Instructions to follow »
For the records below, give the count of lines holding the word "provisionally" and nothing more.

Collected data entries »
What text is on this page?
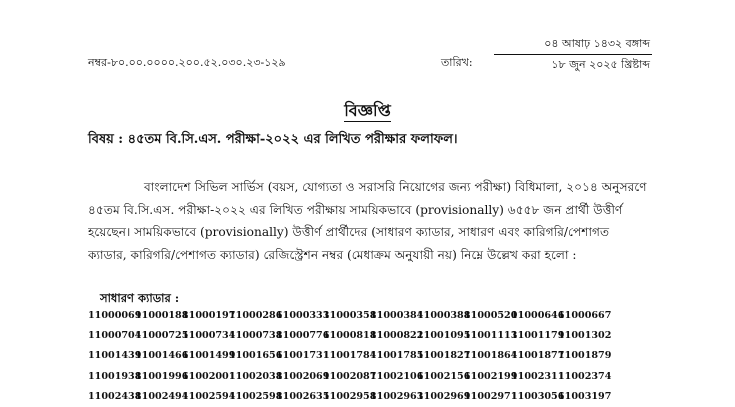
নম্বর-৮০.০০.০০০০.২০০.৫২.০৩০.২৩-১২৯	তারিখ:
০৪ আষাঢ় ১৪৩২ বঙ্গাব্দ
১৮ জুন ২০২৫ খ্রিষ্টাব্দ
বিজ্ঞপ্তি
বিষয় : ৪৫তম বি.সি.এস. পরীক্ষা-২০২২ এর লিখিত পরীক্ষার ফলাফল।
বাংলাদেশ সিভিল সার্ভিস (বয়স, যোগ্যতা ও সরাসরি নিয়োগের জন্য পরীক্ষা) বিধিমালা, ২০১৪ অনুসরণে
৪৫তম বি.সি.এস. পরীক্ষা-২০২২ এর লিখিত পরীক্ষায় সাময়িকভাবে (provisionally) ৬৫৫৮ জন প্রার্থী উত্তীর্ণ
হয়েছেন। সাময়িকভাবে (provisionally) উত্তীর্ণ প্রার্থীদের (সাধারণ ক্যাডার, সাধারণ এবং কারিগরি/পেশাগত
ক্যাডার, কারিগরি/পেশাগত ক্যাডার) রেজিস্ট্রেশন নম্বর (মেধাক্রম অনুযায়ী নয়) নিম্নে উল্লেখ করা হলো :
সাধারণ ক্যাডার :
11000069
11000188
11000197
11000286
11000333
11000358
11000384
11000388
11000520
11000646
11000667
11000704
11000725
11000734
11000738
11000776
11000818
11000822
11001095
11001113
11001179
11001302
11001439
11001466
11001499
11001656
11001731
11001784
11001785
11001827
11001864
11001877
11001879
11001938
11001996
11002001
11002038
11002069
11002087
11002106
11002156
11002199
11002311
11002374
11002438
11002494
11002594
11002598
11002635
11002958
11002963
11002969
11002971
11003056
11003197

Answer to the task »
2